>> START

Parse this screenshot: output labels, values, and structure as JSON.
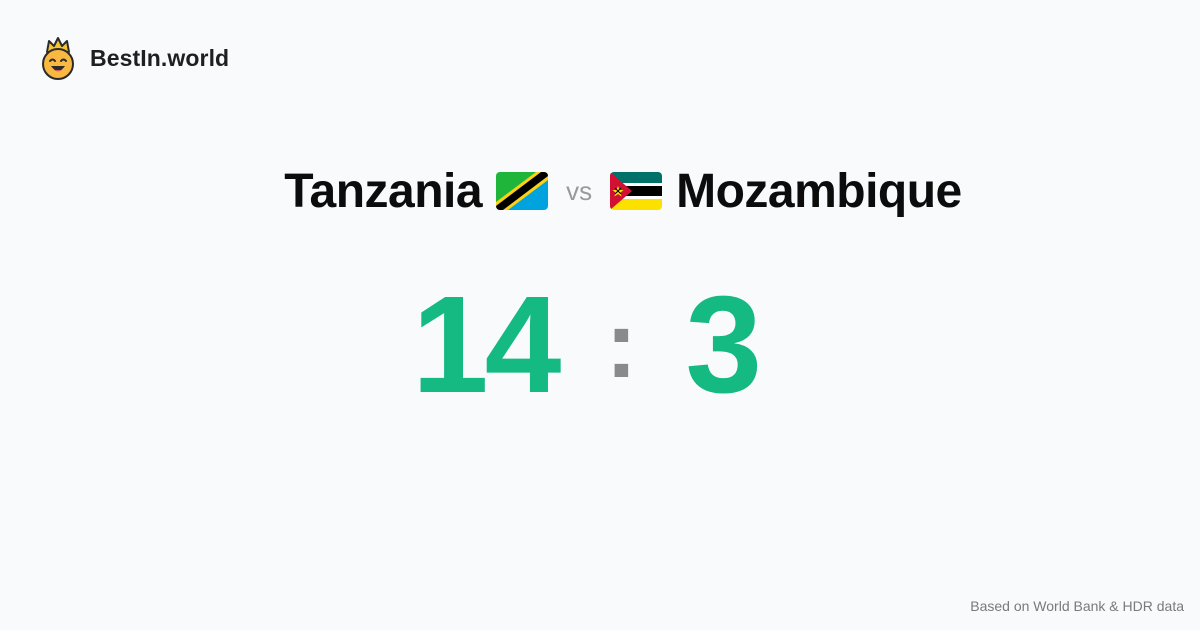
{
  "brand": {
    "name": "BestIn.world",
    "logo_icon": "smiling-crown-face-icon"
  },
  "comparison": {
    "left_country": "Tanzania",
    "left_flag_icon": "tanzania-flag-icon",
    "vs_label": "vs",
    "right_country": "Mozambique",
    "right_flag_icon": "mozambique-flag-icon"
  },
  "score": {
    "left": "14",
    "separator": ":",
    "right": "3",
    "color": "#15b982"
  },
  "footer": {
    "source_text": "Based on World Bank & HDR data"
  }
}
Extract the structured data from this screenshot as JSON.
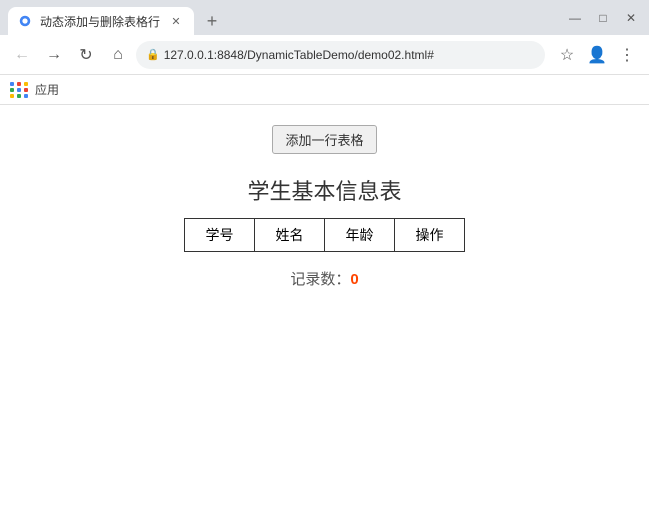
{
  "browser": {
    "tab_title": "动态添加与删除表格行",
    "url": "127.0.0.1:8848/DynamicTableDemo/demo02.html#",
    "bookmarks_label": "应用"
  },
  "page": {
    "add_button_label": "添加一行表格",
    "table_title": "学生基本信息表",
    "columns": [
      "学号",
      "姓名",
      "年龄",
      "操作"
    ],
    "record_label": "记录数：",
    "record_count": "0"
  },
  "icons": {
    "back": "←",
    "forward": "→",
    "reload": "↻",
    "home": "⌂",
    "lock": "🔒",
    "star": "☆",
    "account": "👤",
    "more": "⋮",
    "minimize": "—",
    "maximize": "□",
    "close": "✕",
    "new_tab": "+",
    "tab_close": "✕"
  }
}
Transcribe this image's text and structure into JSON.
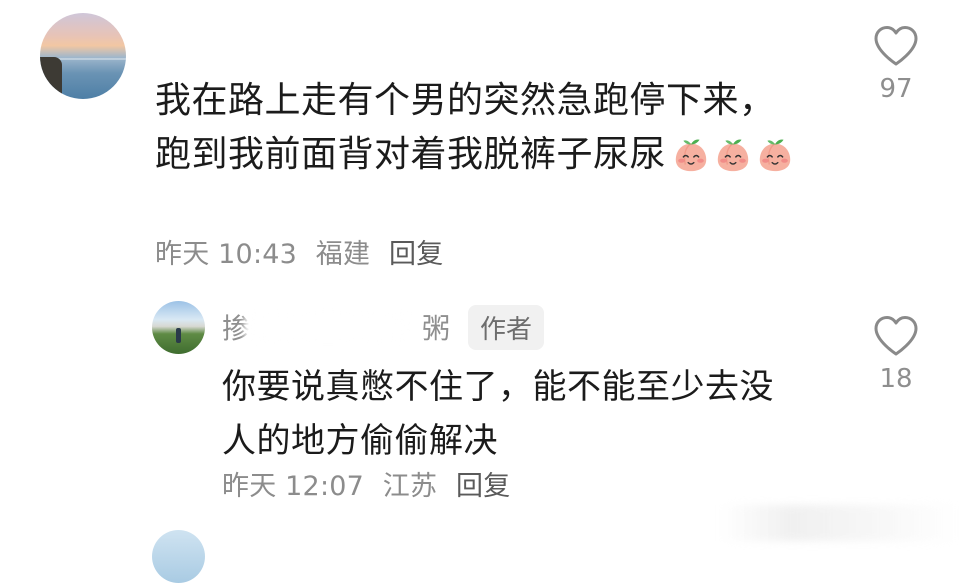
{
  "comment": {
    "text_line1": "我在路上走有个男的突然急跑停下来，",
    "text_line2": "跑到我前面背对着我脱裤子尿尿",
    "emoji_count": 3,
    "emoji_name": "peach-face-emoji",
    "time": "昨天 10:43",
    "location": "福建",
    "reply_label": "回复",
    "likes": "97"
  },
  "reply": {
    "name_start": "掺",
    "name_end": "粥",
    "author_badge": "作者",
    "text_line1": "你要说真憋不住了，能不能至少去没",
    "text_line2": "人的地方偷偷解决",
    "time": "昨天 12:07",
    "location": "江苏",
    "reply_label": "回复",
    "likes": "18"
  },
  "icons": {
    "like": "heart-outline-icon"
  },
  "colors": {
    "meta_gray": "#8c8c8c",
    "text_dark": "#1b1b1b",
    "icon_gray": "#8a8a8a"
  }
}
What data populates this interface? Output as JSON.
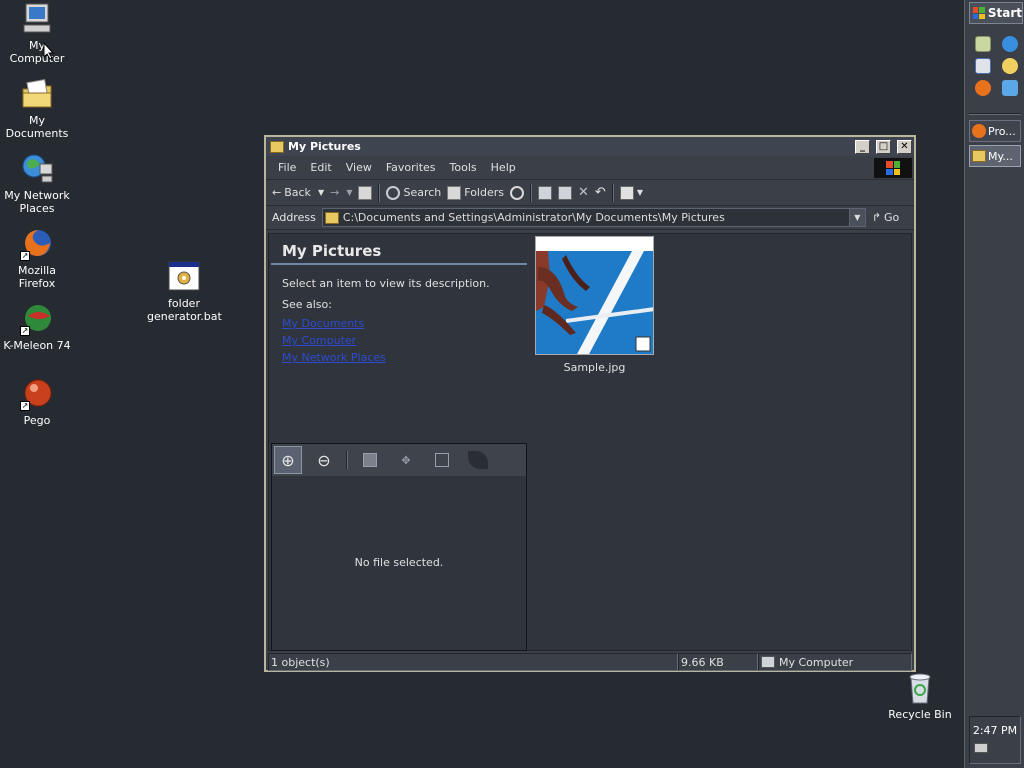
{
  "desktop": {
    "icons": [
      {
        "label": "My Computer"
      },
      {
        "label": "My Documents"
      },
      {
        "label": "My Network Places"
      },
      {
        "label": "Mozilla Firefox"
      },
      {
        "label": "K-Meleon 74"
      },
      {
        "label": "Pego"
      },
      {
        "label": "folder generator.bat"
      },
      {
        "label": "Recycle Bin"
      }
    ]
  },
  "taskbar": {
    "start_label": "Start",
    "tasks": [
      {
        "label": "Pro..."
      },
      {
        "label": "My..."
      }
    ],
    "clock": "2:47 PM"
  },
  "window": {
    "title": "My Pictures",
    "menu": [
      "File",
      "Edit",
      "View",
      "Favorites",
      "Tools",
      "Help"
    ],
    "toolbar": {
      "back": "Back",
      "search": "Search",
      "folders": "Folders"
    },
    "address_label": "Address",
    "address_value": "C:\\Documents and Settings\\Administrator\\My Documents\\My Pictures",
    "go_label": "Go",
    "taskpane": {
      "title": "My Pictures",
      "description": "Select an item to view its description.",
      "see_also": "See also:",
      "links": [
        "My Documents",
        "My Computer",
        "My Network Places"
      ]
    },
    "preview": {
      "message": "No file selected."
    },
    "file": {
      "name": "Sample.jpg"
    },
    "status": {
      "objects": "1 object(s)",
      "size": "9.66 KB",
      "location": "My Computer"
    }
  },
  "colors": {
    "desktop": "#262a31",
    "link": "#2e4bd0",
    "accent": "#6f86a8"
  }
}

>> END

### Exercise aim
From the listing above, copy all lines holding the word "flag".

### Answer
    "left_flag_icon": "tanzania-flag-icon",
    "right_flag_icon": "mozambique-flag-icon"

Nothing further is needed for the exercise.